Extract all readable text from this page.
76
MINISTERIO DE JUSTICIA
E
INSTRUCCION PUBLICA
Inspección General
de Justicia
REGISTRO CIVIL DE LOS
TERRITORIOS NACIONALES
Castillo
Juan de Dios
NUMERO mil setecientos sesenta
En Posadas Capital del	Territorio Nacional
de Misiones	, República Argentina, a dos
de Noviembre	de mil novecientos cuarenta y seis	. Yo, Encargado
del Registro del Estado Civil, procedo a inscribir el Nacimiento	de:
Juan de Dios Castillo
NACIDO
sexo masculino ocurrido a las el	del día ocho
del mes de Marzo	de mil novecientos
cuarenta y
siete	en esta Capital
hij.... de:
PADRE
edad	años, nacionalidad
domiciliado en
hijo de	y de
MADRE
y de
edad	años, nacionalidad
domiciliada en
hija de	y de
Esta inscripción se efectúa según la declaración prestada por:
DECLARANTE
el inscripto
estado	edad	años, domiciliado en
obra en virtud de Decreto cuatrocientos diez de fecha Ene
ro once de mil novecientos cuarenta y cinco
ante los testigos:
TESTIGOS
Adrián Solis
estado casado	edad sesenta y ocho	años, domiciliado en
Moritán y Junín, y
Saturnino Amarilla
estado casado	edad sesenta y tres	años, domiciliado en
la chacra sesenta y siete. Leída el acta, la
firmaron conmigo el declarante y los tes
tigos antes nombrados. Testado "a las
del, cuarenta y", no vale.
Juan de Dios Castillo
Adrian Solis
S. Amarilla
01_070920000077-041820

__Request__: Set down every line of the listing above again, exactly as given.

__Response to this exercise__:
Extract all readable text from this page.
76
MINISTERIO DE JUSTICIA
E
INSTRUCCION PUBLICA
Inspección General
de Justicia
REGISTRO CIVIL DE LOS
TERRITORIOS NACIONALES
Castillo
Juan de Dios
NUMERO mil setecientos sesenta
En Posadas Capital del	Territorio Nacional
de Misiones	, República Argentina, a dos
de Noviembre	de mil novecientos cuarenta y seis	. Yo, Encargado
del Registro del Estado Civil, procedo a inscribir el Nacimiento	de:
Juan de Dios Castillo
NACIDO
sexo masculino ocurrido a las el	del día ocho
del mes de Marzo	de mil novecientos
cuarenta y
siete	en esta Capital
hij.... de:
PADRE
edad	años, nacionalidad
domiciliado en
hijo de	y de
MADRE
y de
edad	años, nacionalidad
domiciliada en
hija de	y de
Esta inscripción se efectúa según la declaración prestada por:
DECLARANTE
el inscripto
estado	edad	años, domiciliado en
obra en virtud de Decreto cuatrocientos diez de fecha Ene
ro once de mil novecientos cuarenta y cinco
ante los testigos:
TESTIGOS
Adrián Solis
estado casado	edad sesenta y ocho	años, domiciliado en
Moritán y Junín, y
Saturnino Amarilla
estado casado	edad sesenta y tres	años, domiciliado en
la chacra sesenta y siete. Leída el acta, la
firmaron conmigo el declarante y los tes
tigos antes nombrados. Testado "a las
del, cuarenta y", no vale.
Juan de Dios Castillo
Adrian Solis
S. Amarilla
01_070920000077-041820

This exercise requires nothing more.